START GIVEN DATA
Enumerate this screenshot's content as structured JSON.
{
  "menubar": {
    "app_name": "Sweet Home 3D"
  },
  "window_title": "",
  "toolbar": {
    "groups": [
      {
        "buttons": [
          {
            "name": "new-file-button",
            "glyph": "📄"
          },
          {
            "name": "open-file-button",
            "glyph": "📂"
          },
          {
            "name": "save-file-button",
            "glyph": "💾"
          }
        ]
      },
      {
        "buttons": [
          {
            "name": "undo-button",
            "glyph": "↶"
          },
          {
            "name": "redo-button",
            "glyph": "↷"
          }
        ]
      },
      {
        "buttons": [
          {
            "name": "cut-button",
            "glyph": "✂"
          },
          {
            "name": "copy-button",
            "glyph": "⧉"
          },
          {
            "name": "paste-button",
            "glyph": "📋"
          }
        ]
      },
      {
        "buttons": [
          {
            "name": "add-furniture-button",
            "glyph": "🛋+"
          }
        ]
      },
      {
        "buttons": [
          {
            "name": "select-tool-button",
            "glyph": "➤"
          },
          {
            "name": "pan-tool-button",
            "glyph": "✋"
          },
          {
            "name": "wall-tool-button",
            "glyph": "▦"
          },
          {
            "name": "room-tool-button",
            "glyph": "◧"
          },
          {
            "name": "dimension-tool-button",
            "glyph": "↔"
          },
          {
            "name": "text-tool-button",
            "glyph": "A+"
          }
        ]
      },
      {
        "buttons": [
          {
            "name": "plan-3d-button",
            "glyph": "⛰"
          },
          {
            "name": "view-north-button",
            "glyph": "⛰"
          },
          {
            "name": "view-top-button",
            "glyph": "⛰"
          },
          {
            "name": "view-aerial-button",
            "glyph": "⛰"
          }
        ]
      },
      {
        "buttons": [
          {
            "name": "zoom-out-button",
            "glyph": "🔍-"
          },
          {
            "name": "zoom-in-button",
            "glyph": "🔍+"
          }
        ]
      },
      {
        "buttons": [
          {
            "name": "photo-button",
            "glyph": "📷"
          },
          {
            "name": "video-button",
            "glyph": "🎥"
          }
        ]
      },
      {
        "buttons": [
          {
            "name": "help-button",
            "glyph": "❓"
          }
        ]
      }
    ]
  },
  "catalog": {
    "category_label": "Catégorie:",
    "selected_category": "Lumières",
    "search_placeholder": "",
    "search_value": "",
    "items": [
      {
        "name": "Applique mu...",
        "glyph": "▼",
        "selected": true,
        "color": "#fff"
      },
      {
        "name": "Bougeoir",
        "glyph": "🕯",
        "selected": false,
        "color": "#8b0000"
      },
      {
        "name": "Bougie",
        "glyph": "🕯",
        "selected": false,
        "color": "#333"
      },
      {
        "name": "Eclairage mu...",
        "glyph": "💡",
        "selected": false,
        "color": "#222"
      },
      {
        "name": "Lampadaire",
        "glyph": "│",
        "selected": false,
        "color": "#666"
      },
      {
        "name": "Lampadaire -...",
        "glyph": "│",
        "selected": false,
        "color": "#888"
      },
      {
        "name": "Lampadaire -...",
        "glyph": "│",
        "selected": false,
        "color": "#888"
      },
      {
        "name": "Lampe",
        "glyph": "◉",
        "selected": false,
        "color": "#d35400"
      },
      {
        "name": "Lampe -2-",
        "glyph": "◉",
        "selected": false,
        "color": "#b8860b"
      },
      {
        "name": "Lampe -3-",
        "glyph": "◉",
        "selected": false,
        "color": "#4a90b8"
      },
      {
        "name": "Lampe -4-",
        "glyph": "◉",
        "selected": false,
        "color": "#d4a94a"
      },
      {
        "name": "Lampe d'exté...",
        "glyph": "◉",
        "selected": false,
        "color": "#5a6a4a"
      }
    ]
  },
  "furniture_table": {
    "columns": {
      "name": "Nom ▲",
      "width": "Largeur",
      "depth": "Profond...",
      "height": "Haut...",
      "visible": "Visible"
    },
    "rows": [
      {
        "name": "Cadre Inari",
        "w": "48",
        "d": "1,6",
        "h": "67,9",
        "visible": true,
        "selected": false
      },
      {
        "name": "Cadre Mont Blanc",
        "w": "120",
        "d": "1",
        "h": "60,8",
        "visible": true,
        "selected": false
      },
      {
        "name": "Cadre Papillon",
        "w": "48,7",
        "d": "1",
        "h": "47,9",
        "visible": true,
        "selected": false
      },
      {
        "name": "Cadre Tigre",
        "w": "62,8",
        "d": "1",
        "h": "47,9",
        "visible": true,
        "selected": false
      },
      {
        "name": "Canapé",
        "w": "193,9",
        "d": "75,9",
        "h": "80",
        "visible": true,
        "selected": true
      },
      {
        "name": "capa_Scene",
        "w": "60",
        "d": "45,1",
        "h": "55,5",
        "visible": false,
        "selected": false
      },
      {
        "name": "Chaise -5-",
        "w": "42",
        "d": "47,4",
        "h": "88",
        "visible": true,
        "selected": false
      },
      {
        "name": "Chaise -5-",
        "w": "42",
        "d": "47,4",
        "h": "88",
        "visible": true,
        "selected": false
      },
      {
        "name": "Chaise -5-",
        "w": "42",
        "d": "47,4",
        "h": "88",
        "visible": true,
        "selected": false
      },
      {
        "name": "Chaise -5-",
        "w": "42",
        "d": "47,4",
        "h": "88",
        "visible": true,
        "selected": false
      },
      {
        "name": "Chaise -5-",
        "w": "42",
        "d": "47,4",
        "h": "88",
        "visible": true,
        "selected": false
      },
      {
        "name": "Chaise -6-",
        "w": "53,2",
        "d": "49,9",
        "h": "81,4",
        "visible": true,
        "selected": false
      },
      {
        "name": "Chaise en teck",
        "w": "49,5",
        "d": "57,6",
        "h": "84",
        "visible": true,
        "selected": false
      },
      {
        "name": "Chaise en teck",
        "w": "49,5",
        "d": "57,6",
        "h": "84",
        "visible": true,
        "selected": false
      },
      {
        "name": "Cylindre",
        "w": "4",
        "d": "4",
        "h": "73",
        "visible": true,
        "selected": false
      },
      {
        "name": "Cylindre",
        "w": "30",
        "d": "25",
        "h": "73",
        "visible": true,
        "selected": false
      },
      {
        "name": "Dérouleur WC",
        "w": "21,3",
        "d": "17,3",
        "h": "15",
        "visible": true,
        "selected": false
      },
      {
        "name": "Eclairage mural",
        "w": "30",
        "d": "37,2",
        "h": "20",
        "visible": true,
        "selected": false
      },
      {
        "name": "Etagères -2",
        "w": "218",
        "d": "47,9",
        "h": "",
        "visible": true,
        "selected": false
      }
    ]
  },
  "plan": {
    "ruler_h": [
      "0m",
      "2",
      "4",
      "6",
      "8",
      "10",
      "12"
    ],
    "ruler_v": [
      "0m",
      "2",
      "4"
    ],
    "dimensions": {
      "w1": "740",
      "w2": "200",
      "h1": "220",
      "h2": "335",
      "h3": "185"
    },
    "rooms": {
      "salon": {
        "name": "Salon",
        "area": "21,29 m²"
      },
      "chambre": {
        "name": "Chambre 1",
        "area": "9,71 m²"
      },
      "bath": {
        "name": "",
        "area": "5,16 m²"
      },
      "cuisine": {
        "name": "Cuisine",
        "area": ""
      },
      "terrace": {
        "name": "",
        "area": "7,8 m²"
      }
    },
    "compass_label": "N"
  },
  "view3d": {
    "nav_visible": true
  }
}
END GIVEN DATA
- _TASK PROMPT_
Count every line of the records that holds the string "zoom". Write only the total.

- _FULL OUTPUT_
2